| Excerpts from a figure dataset |
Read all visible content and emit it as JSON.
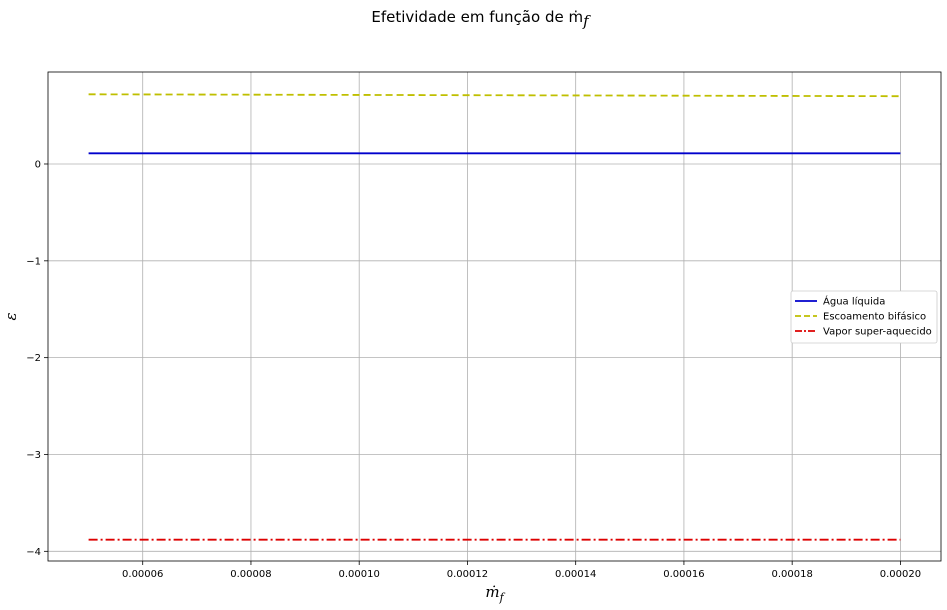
{
  "chart_data": {
    "type": "line",
    "title": "Efetividade em função de ṁ",
    "title_subscript": "f",
    "xlabel": "ṁ",
    "xlabel_subscript": "f",
    "ylabel": "ε",
    "x": [
      5e-05,
      0.0002
    ],
    "xlim": [
      4.25e-05,
      0.0002075
    ],
    "ylim": [
      -4.1,
      0.95
    ],
    "xticks": [
      6e-05,
      8e-05,
      0.0001,
      0.00012,
      0.00014,
      0.00016,
      0.00018,
      0.0002
    ],
    "xtick_labels": [
      "0.00006",
      "0.00008",
      "0.00010",
      "0.00012",
      "0.00014",
      "0.00016",
      "0.00018",
      "0.00020"
    ],
    "yticks": [
      0,
      -1,
      -2,
      -3,
      -4
    ],
    "ytick_labels": [
      "0",
      "−1",
      "−2",
      "−3",
      "−4"
    ],
    "grid": true,
    "legend_position": "center-right",
    "series": [
      {
        "name": "Água líquida",
        "values": [
          0.11,
          0.11
        ],
        "color": "#0000cc",
        "style": "solid"
      },
      {
        "name": "Escoamento bifásico",
        "values": [
          0.72,
          0.7
        ],
        "color": "#bfbf00",
        "style": "dashed"
      },
      {
        "name": "Vapor super-aquecido",
        "values": [
          -3.88,
          -3.88
        ],
        "color": "#dd0000",
        "style": "dashdot"
      }
    ]
  }
}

| Your instructions |
All of the entries above should be duplicated exactly, except for the pictures.

| Solution to this task |
Read all visible content and emit it as JSON.
{
  "chart_data": {
    "type": "line",
    "title": "Efetividade em função de ṁ",
    "title_subscript": "f",
    "xlabel": "ṁ",
    "xlabel_subscript": "f",
    "ylabel": "ε",
    "x": [
      5e-05,
      0.0002
    ],
    "xlim": [
      4.25e-05,
      0.0002075
    ],
    "ylim": [
      -4.1,
      0.95
    ],
    "xticks": [
      6e-05,
      8e-05,
      0.0001,
      0.00012,
      0.00014,
      0.00016,
      0.00018,
      0.0002
    ],
    "xtick_labels": [
      "0.00006",
      "0.00008",
      "0.00010",
      "0.00012",
      "0.00014",
      "0.00016",
      "0.00018",
      "0.00020"
    ],
    "yticks": [
      0,
      -1,
      -2,
      -3,
      -4
    ],
    "ytick_labels": [
      "0",
      "−1",
      "−2",
      "−3",
      "−4"
    ],
    "grid": true,
    "legend_position": "center-right",
    "series": [
      {
        "name": "Água líquida",
        "values": [
          0.11,
          0.11
        ],
        "color": "#0000cc",
        "style": "solid"
      },
      {
        "name": "Escoamento bifásico",
        "values": [
          0.72,
          0.7
        ],
        "color": "#bfbf00",
        "style": "dashed"
      },
      {
        "name": "Vapor super-aquecido",
        "values": [
          -3.88,
          -3.88
        ],
        "color": "#dd0000",
        "style": "dashdot"
      }
    ]
  }
}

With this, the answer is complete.